All records are to be retyped faithfully and completely.

*Data*.
──────────
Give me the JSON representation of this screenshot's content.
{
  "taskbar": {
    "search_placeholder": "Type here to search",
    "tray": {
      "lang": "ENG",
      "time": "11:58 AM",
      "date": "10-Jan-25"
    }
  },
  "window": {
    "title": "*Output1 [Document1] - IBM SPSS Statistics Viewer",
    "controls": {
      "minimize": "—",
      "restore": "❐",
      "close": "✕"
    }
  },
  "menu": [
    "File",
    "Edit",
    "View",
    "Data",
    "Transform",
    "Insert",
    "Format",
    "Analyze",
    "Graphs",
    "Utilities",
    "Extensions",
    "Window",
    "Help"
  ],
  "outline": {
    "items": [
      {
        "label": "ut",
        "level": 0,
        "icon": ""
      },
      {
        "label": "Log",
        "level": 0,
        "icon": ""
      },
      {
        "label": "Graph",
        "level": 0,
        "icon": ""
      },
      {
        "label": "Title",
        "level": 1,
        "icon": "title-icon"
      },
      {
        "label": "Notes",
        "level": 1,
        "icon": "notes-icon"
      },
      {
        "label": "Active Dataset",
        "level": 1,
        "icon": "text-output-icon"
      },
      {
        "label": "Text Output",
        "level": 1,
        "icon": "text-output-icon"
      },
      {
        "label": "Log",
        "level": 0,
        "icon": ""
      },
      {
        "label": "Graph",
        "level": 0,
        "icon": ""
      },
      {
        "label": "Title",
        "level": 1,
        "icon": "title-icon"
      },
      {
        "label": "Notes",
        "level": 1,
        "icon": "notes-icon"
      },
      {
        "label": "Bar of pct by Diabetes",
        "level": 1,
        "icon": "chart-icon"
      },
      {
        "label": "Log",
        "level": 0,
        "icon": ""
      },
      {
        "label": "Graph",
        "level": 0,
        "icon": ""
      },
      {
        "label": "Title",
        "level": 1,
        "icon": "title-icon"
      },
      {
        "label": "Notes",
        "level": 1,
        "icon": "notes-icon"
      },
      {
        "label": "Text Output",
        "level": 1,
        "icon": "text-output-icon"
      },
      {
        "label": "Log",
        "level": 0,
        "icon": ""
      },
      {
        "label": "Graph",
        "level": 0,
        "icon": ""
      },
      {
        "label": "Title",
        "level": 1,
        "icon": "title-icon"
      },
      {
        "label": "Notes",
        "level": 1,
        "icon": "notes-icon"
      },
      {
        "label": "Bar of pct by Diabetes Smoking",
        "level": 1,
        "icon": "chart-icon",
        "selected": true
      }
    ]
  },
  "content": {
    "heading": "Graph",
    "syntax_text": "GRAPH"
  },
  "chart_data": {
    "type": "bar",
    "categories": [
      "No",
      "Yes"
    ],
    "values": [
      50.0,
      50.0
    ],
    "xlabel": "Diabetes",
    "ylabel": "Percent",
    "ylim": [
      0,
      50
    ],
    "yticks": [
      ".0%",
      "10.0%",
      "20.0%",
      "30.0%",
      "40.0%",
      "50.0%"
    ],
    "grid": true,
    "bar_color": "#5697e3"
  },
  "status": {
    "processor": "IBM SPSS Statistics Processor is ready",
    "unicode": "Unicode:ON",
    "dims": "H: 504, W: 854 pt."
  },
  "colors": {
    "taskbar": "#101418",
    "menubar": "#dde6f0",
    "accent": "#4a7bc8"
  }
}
──────────
*Written response*.
Give me the JSON representation of this screenshot's content.
{
  "taskbar": {
    "search_placeholder": "Type here to search",
    "tray": {
      "lang": "ENG",
      "time": "11:58 AM",
      "date": "10-Jan-25"
    }
  },
  "window": {
    "title": "*Output1 [Document1] - IBM SPSS Statistics Viewer",
    "controls": {
      "minimize": "—",
      "restore": "❐",
      "close": "✕"
    }
  },
  "menu": [
    "File",
    "Edit",
    "View",
    "Data",
    "Transform",
    "Insert",
    "Format",
    "Analyze",
    "Graphs",
    "Utilities",
    "Extensions",
    "Window",
    "Help"
  ],
  "outline": {
    "items": [
      {
        "label": "ut",
        "level": 0,
        "icon": ""
      },
      {
        "label": "Log",
        "level": 0,
        "icon": ""
      },
      {
        "label": "Graph",
        "level": 0,
        "icon": ""
      },
      {
        "label": "Title",
        "level": 1,
        "icon": "title-icon"
      },
      {
        "label": "Notes",
        "level": 1,
        "icon": "notes-icon"
      },
      {
        "label": "Active Dataset",
        "level": 1,
        "icon": "text-output-icon"
      },
      {
        "label": "Text Output",
        "level": 1,
        "icon": "text-output-icon"
      },
      {
        "label": "Log",
        "level": 0,
        "icon": ""
      },
      {
        "label": "Graph",
        "level": 0,
        "icon": ""
      },
      {
        "label": "Title",
        "level": 1,
        "icon": "title-icon"
      },
      {
        "label": "Notes",
        "level": 1,
        "icon": "notes-icon"
      },
      {
        "label": "Bar of pct by Diabetes",
        "level": 1,
        "icon": "chart-icon"
      },
      {
        "label": "Log",
        "level": 0,
        "icon": ""
      },
      {
        "label": "Graph",
        "level": 0,
        "icon": ""
      },
      {
        "label": "Title",
        "level": 1,
        "icon": "title-icon"
      },
      {
        "label": "Notes",
        "level": 1,
        "icon": "notes-icon"
      },
      {
        "label": "Text Output",
        "level": 1,
        "icon": "text-output-icon"
      },
      {
        "label": "Log",
        "level": 0,
        "icon": ""
      },
      {
        "label": "Graph",
        "level": 0,
        "icon": ""
      },
      {
        "label": "Title",
        "level": 1,
        "icon": "title-icon"
      },
      {
        "label": "Notes",
        "level": 1,
        "icon": "notes-icon"
      },
      {
        "label": "Bar of pct by Diabetes Smoking",
        "level": 1,
        "icon": "chart-icon",
        "selected": true
      }
    ]
  },
  "content": {
    "heading": "Graph",
    "syntax_text": "GRAPH"
  },
  "chart_data": {
    "type": "bar",
    "categories": [
      "No",
      "Yes"
    ],
    "values": [
      50.0,
      50.0
    ],
    "xlabel": "Diabetes",
    "ylabel": "Percent",
    "ylim": [
      0,
      50
    ],
    "yticks": [
      ".0%",
      "10.0%",
      "20.0%",
      "30.0%",
      "40.0%",
      "50.0%"
    ],
    "grid": true,
    "bar_color": "#5697e3"
  },
  "status": {
    "processor": "IBM SPSS Statistics Processor is ready",
    "unicode": "Unicode:ON",
    "dims": "H: 504, W: 854 pt."
  },
  "colors": {
    "taskbar": "#101418",
    "menubar": "#dde6f0",
    "accent": "#4a7bc8"
  }
}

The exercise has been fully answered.